# Saved data entries
┄┄┄┄┄┄┄┄┄┄┄┄┄┄┄┄┄┄┄┄
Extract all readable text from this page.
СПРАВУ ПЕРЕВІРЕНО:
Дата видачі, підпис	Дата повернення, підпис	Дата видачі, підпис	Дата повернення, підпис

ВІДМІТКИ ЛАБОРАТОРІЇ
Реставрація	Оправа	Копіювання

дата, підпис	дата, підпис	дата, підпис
┄┄┄┄┄┄┄┄┄┄┄┄┄┄┄┄┄┄┄┄
Reproduce each entry from the records above, character for character.

# TASK OUTPUT
Extract all readable text from this page.
СПРАВУ ПЕРЕВІРЕНО:
Дата видачі, підпис	Дата повернення, підпис	Дата видачі, підпис	Дата повернення, підпис

ВІДМІТКИ ЛАБОРАТОРІЇ
Реставрація	Оправа	Копіювання

дата, підпис	дата, підпис	дата, підпис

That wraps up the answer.